** Exercise details **
Repeat the listing in full, word for word.
Start Listed entries
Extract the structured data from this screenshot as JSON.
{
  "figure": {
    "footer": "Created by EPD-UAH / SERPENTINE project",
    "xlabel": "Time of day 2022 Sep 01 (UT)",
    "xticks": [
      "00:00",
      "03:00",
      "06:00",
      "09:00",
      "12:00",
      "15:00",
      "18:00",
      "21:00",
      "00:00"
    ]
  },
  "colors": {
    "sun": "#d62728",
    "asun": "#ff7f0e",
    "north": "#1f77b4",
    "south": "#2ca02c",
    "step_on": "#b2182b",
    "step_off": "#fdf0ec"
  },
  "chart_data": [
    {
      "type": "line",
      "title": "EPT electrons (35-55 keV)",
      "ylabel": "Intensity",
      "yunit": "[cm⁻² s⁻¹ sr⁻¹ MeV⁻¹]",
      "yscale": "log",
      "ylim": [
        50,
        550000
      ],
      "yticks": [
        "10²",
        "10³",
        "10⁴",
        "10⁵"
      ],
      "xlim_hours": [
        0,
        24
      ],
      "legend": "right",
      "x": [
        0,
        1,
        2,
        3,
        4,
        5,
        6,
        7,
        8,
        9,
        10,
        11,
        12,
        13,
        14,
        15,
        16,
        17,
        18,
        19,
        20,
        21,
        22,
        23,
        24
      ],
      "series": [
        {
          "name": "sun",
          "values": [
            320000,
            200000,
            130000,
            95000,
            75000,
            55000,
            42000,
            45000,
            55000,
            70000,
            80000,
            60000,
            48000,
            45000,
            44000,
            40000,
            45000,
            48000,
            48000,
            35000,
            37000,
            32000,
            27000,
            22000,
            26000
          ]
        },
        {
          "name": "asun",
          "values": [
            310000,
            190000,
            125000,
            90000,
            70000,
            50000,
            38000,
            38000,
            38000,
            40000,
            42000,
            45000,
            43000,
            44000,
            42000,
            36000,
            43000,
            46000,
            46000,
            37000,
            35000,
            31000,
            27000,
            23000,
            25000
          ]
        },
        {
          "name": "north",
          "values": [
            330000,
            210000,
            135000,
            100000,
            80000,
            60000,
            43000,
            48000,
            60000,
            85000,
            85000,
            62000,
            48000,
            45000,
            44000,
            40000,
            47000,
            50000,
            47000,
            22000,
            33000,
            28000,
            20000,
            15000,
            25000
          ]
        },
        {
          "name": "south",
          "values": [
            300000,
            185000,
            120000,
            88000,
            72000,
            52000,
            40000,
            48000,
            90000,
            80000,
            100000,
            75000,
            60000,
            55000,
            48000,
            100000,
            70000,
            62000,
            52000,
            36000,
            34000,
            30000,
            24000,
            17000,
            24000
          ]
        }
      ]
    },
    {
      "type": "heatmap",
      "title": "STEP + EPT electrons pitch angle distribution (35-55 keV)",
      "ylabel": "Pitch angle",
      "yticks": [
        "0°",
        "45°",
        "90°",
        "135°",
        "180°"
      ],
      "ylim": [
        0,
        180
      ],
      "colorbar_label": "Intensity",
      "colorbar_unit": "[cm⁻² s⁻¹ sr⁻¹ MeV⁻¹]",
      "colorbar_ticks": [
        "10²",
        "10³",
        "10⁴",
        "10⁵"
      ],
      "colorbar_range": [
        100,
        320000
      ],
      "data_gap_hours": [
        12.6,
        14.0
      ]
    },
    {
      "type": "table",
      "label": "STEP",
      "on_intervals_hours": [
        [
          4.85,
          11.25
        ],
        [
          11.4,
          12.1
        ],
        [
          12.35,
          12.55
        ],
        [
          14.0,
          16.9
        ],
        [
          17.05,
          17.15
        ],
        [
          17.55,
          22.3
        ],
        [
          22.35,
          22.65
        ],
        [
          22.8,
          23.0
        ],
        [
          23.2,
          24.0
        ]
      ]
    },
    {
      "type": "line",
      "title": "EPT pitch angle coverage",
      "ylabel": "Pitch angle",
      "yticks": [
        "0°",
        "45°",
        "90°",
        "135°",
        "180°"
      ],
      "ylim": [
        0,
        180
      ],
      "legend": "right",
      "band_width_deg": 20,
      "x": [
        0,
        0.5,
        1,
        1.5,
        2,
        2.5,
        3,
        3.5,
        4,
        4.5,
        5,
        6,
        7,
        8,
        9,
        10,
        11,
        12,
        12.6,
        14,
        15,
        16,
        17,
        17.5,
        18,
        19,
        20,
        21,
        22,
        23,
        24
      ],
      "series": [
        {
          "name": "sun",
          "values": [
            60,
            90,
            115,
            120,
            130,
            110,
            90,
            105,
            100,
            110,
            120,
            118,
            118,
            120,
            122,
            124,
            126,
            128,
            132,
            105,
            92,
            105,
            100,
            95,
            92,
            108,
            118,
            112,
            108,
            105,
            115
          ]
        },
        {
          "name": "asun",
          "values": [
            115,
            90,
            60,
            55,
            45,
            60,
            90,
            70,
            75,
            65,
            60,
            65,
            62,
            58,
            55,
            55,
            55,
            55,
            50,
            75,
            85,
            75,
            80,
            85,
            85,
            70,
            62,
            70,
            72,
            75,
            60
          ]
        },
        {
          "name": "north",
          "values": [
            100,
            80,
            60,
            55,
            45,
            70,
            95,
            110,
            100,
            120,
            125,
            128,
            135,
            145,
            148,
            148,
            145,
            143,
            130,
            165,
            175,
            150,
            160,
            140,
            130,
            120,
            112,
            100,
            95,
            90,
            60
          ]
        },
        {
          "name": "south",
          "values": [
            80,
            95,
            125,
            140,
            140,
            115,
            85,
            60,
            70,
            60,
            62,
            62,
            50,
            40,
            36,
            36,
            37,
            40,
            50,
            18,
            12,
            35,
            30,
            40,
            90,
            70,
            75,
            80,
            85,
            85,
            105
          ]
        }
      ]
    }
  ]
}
End Listed entries
** Result below **
Extract the structured data from this screenshot as JSON.
{
  "figure": {
    "footer": "Created by EPD-UAH / SERPENTINE project",
    "xlabel": "Time of day 2022 Sep 01 (UT)",
    "xticks": [
      "00:00",
      "03:00",
      "06:00",
      "09:00",
      "12:00",
      "15:00",
      "18:00",
      "21:00",
      "00:00"
    ]
  },
  "colors": {
    "sun": "#d62728",
    "asun": "#ff7f0e",
    "north": "#1f77b4",
    "south": "#2ca02c",
    "step_on": "#b2182b",
    "step_off": "#fdf0ec"
  },
  "chart_data": [
    {
      "type": "line",
      "title": "EPT electrons (35-55 keV)",
      "ylabel": "Intensity",
      "yunit": "[cm⁻² s⁻¹ sr⁻¹ MeV⁻¹]",
      "yscale": "log",
      "ylim": [
        50,
        550000
      ],
      "yticks": [
        "10²",
        "10³",
        "10⁴",
        "10⁵"
      ],
      "xlim_hours": [
        0,
        24
      ],
      "legend": "right",
      "x": [
        0,
        1,
        2,
        3,
        4,
        5,
        6,
        7,
        8,
        9,
        10,
        11,
        12,
        13,
        14,
        15,
        16,
        17,
        18,
        19,
        20,
        21,
        22,
        23,
        24
      ],
      "series": [
        {
          "name": "sun",
          "values": [
            320000,
            200000,
            130000,
            95000,
            75000,
            55000,
            42000,
            45000,
            55000,
            70000,
            80000,
            60000,
            48000,
            45000,
            44000,
            40000,
            45000,
            48000,
            48000,
            35000,
            37000,
            32000,
            27000,
            22000,
            26000
          ]
        },
        {
          "name": "asun",
          "values": [
            310000,
            190000,
            125000,
            90000,
            70000,
            50000,
            38000,
            38000,
            38000,
            40000,
            42000,
            45000,
            43000,
            44000,
            42000,
            36000,
            43000,
            46000,
            46000,
            37000,
            35000,
            31000,
            27000,
            23000,
            25000
          ]
        },
        {
          "name": "north",
          "values": [
            330000,
            210000,
            135000,
            100000,
            80000,
            60000,
            43000,
            48000,
            60000,
            85000,
            85000,
            62000,
            48000,
            45000,
            44000,
            40000,
            47000,
            50000,
            47000,
            22000,
            33000,
            28000,
            20000,
            15000,
            25000
          ]
        },
        {
          "name": "south",
          "values": [
            300000,
            185000,
            120000,
            88000,
            72000,
            52000,
            40000,
            48000,
            90000,
            80000,
            100000,
            75000,
            60000,
            55000,
            48000,
            100000,
            70000,
            62000,
            52000,
            36000,
            34000,
            30000,
            24000,
            17000,
            24000
          ]
        }
      ]
    },
    {
      "type": "heatmap",
      "title": "STEP + EPT electrons pitch angle distribution (35-55 keV)",
      "ylabel": "Pitch angle",
      "yticks": [
        "0°",
        "45°",
        "90°",
        "135°",
        "180°"
      ],
      "ylim": [
        0,
        180
      ],
      "colorbar_label": "Intensity",
      "colorbar_unit": "[cm⁻² s⁻¹ sr⁻¹ MeV⁻¹]",
      "colorbar_ticks": [
        "10²",
        "10³",
        "10⁴",
        "10⁵"
      ],
      "colorbar_range": [
        100,
        320000
      ],
      "data_gap_hours": [
        12.6,
        14.0
      ]
    },
    {
      "type": "table",
      "label": "STEP",
      "on_intervals_hours": [
        [
          4.85,
          11.25
        ],
        [
          11.4,
          12.1
        ],
        [
          12.35,
          12.55
        ],
        [
          14.0,
          16.9
        ],
        [
          17.05,
          17.15
        ],
        [
          17.55,
          22.3
        ],
        [
          22.35,
          22.65
        ],
        [
          22.8,
          23.0
        ],
        [
          23.2,
          24.0
        ]
      ]
    },
    {
      "type": "line",
      "title": "EPT pitch angle coverage",
      "ylabel": "Pitch angle",
      "yticks": [
        "0°",
        "45°",
        "90°",
        "135°",
        "180°"
      ],
      "ylim": [
        0,
        180
      ],
      "legend": "right",
      "band_width_deg": 20,
      "x": [
        0,
        0.5,
        1,
        1.5,
        2,
        2.5,
        3,
        3.5,
        4,
        4.5,
        5,
        6,
        7,
        8,
        9,
        10,
        11,
        12,
        12.6,
        14,
        15,
        16,
        17,
        17.5,
        18,
        19,
        20,
        21,
        22,
        23,
        24
      ],
      "series": [
        {
          "name": "sun",
          "values": [
            60,
            90,
            115,
            120,
            130,
            110,
            90,
            105,
            100,
            110,
            120,
            118,
            118,
            120,
            122,
            124,
            126,
            128,
            132,
            105,
            92,
            105,
            100,
            95,
            92,
            108,
            118,
            112,
            108,
            105,
            115
          ]
        },
        {
          "name": "asun",
          "values": [
            115,
            90,
            60,
            55,
            45,
            60,
            90,
            70,
            75,
            65,
            60,
            65,
            62,
            58,
            55,
            55,
            55,
            55,
            50,
            75,
            85,
            75,
            80,
            85,
            85,
            70,
            62,
            70,
            72,
            75,
            60
          ]
        },
        {
          "name": "north",
          "values": [
            100,
            80,
            60,
            55,
            45,
            70,
            95,
            110,
            100,
            120,
            125,
            128,
            135,
            145,
            148,
            148,
            145,
            143,
            130,
            165,
            175,
            150,
            160,
            140,
            130,
            120,
            112,
            100,
            95,
            90,
            60
          ]
        },
        {
          "name": "south",
          "values": [
            80,
            95,
            125,
            140,
            140,
            115,
            85,
            60,
            70,
            60,
            62,
            62,
            50,
            40,
            36,
            36,
            37,
            40,
            50,
            18,
            12,
            35,
            30,
            40,
            90,
            70,
            75,
            80,
            85,
            85,
            105
          ]
        }
      ]
    }
  ]
}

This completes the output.